● **Dataset entries**:
----------------------------------------

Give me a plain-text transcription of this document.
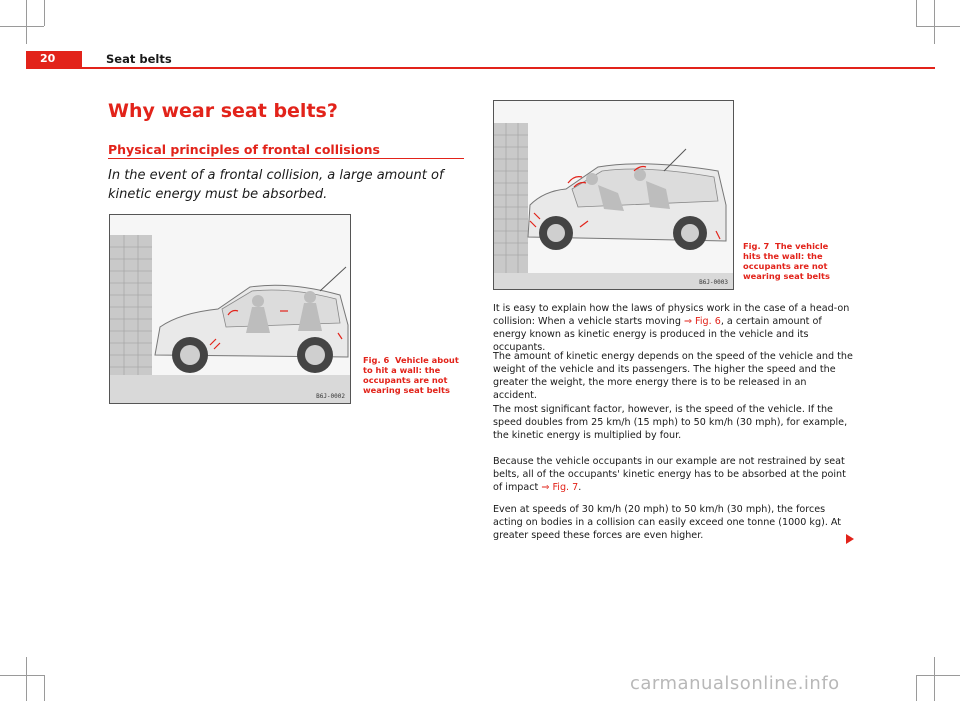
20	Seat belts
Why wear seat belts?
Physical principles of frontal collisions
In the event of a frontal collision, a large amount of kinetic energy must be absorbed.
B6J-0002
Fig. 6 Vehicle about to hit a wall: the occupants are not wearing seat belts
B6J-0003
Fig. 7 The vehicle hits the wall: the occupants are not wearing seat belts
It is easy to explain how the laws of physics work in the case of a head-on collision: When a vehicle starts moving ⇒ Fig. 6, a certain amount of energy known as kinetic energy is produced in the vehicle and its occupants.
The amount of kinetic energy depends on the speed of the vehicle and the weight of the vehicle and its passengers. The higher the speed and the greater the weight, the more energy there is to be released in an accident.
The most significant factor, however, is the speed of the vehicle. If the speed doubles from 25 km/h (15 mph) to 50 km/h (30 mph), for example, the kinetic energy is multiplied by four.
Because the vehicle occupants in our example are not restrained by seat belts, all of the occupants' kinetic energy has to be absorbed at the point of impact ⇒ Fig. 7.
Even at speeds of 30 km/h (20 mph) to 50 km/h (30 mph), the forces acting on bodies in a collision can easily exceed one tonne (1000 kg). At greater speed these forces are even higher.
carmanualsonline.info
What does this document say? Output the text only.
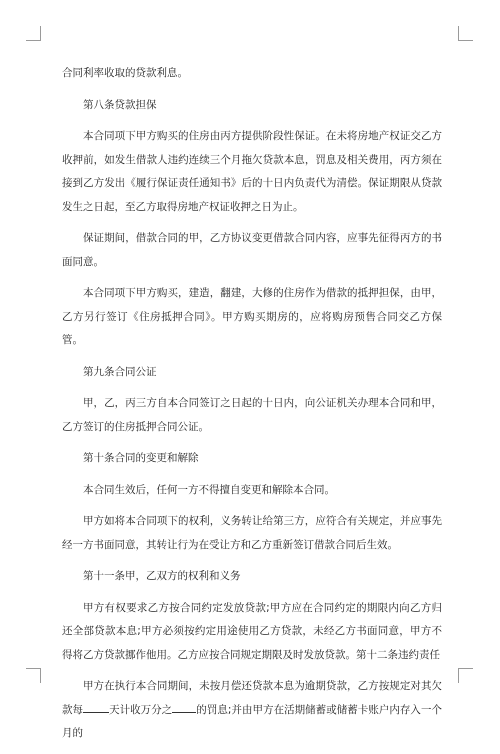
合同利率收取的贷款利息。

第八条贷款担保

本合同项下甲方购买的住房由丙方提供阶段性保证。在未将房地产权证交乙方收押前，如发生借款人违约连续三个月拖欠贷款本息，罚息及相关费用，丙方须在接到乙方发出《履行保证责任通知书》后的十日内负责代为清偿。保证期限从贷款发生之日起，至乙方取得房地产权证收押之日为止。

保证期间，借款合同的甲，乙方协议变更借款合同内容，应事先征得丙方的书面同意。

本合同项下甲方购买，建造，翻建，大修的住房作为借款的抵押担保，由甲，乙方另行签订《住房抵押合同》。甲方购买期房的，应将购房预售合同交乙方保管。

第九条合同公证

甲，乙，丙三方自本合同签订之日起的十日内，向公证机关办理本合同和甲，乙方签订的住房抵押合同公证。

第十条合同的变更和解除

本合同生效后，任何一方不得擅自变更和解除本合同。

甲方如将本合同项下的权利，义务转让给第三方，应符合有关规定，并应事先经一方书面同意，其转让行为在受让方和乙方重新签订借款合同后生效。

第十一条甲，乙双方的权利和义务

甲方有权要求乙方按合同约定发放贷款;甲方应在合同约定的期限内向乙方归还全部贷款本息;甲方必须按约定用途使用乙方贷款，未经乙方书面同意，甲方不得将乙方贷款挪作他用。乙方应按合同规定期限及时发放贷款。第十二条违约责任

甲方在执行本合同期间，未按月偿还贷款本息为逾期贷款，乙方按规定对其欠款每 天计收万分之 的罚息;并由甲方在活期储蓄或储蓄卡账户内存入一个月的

----------------------------------------

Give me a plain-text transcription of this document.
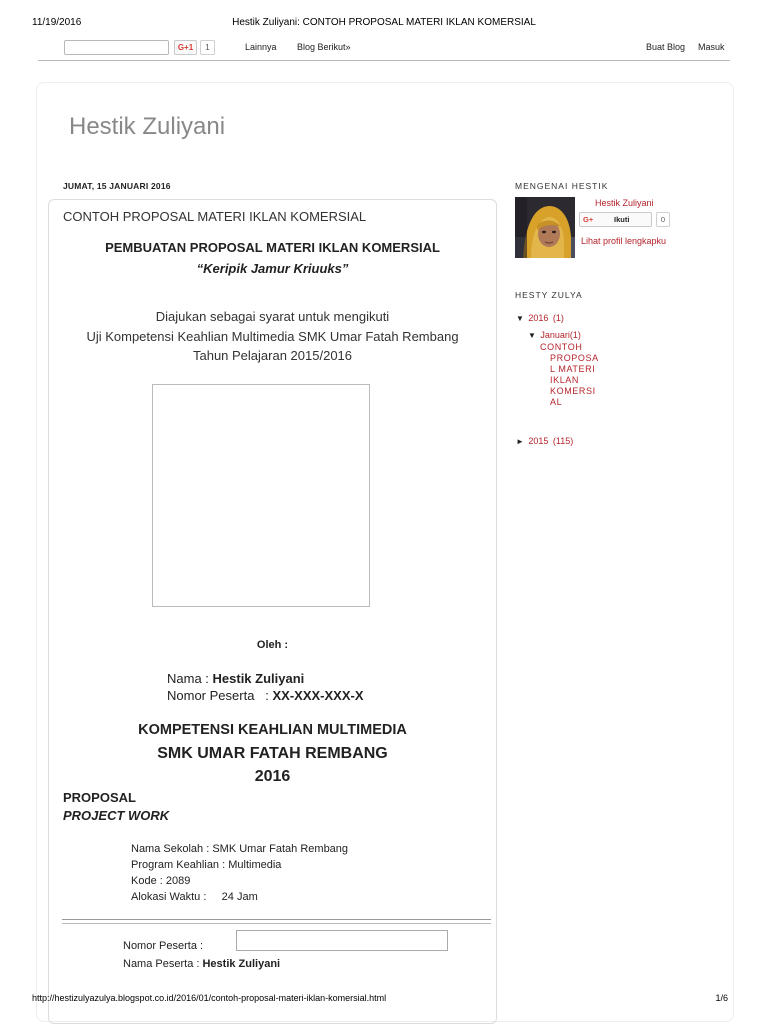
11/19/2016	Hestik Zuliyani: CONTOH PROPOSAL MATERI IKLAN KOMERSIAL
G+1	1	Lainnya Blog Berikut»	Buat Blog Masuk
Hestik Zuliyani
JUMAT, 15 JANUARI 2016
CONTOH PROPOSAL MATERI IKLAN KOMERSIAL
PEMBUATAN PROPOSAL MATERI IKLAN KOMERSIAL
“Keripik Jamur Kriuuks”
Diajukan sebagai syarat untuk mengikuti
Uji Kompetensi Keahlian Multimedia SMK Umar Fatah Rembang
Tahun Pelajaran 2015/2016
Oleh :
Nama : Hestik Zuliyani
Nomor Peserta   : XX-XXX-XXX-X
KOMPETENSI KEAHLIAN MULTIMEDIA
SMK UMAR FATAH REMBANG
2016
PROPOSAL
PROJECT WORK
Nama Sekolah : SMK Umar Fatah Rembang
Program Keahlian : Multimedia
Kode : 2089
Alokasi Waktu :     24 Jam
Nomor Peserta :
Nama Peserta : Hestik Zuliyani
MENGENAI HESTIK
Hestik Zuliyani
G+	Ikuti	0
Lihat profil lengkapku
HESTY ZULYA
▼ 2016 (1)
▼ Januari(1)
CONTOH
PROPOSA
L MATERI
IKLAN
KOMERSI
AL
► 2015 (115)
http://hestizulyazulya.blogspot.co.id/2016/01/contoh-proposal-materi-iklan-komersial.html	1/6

----------------------------------------

Your answer should be a single number: the count of lines in the data that include the word "occupants".

4